Written exercise = Retype the lines in each of the entries below exactly as they appear, and leave the pictures out of your answer.
:: Records for the exercise
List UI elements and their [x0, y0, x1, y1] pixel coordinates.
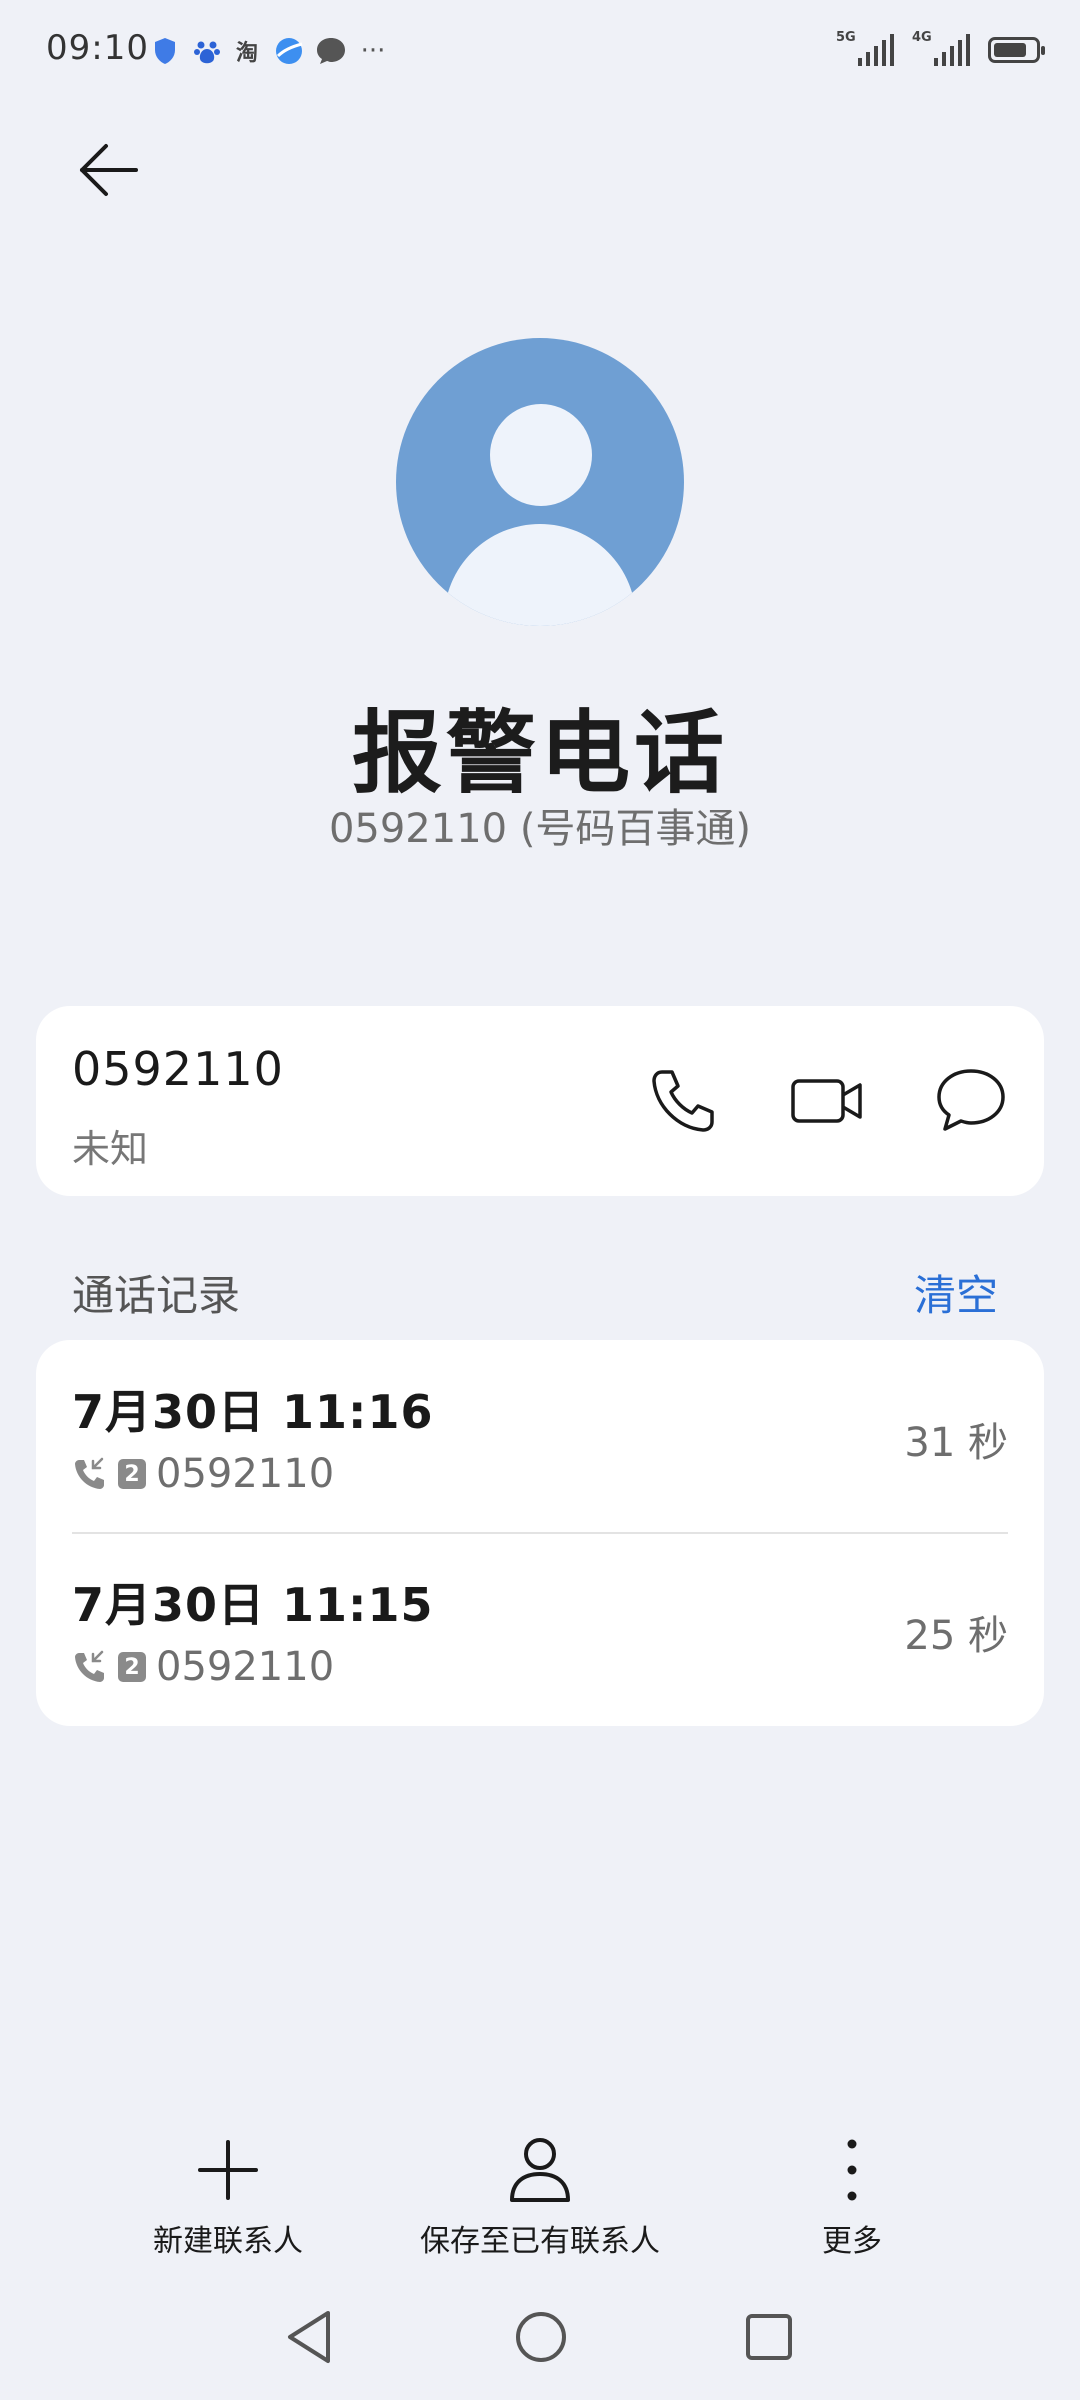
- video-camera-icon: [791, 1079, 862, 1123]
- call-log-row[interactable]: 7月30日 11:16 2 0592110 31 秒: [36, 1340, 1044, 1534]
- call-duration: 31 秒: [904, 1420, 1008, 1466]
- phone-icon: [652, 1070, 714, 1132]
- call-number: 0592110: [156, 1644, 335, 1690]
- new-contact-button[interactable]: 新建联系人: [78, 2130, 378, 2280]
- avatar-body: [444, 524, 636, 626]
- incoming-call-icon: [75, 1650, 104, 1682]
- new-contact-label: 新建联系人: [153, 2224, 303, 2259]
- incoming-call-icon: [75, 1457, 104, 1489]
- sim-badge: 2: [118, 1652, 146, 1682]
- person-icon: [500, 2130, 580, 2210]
::::
The solution =
List UI elements and their [x0, y0, x1, y1] pixel coordinates.
- video-camera-icon: [791, 1079, 862, 1123]
- call-log-row[interactable]: 7月30日 11:16 2 0592110 31 秒: [36, 1340, 1044, 1534]
- call-duration: 31 秒: [904, 1420, 1008, 1466]
- phone-icon: [652, 1070, 714, 1132]
- call-number: 0592110: [156, 1644, 335, 1690]
- new-contact-button[interactable]: 新建联系人: [78, 2130, 378, 2280]
- avatar-body: [444, 524, 636, 626]
- incoming-call-icon: [75, 1650, 104, 1682]
- new-contact-label: 新建联系人: [153, 2224, 303, 2259]
- incoming-call-icon: [75, 1457, 104, 1489]
- sim-badge: 2: [118, 1652, 146, 1682]
- person-icon: [500, 2130, 580, 2210]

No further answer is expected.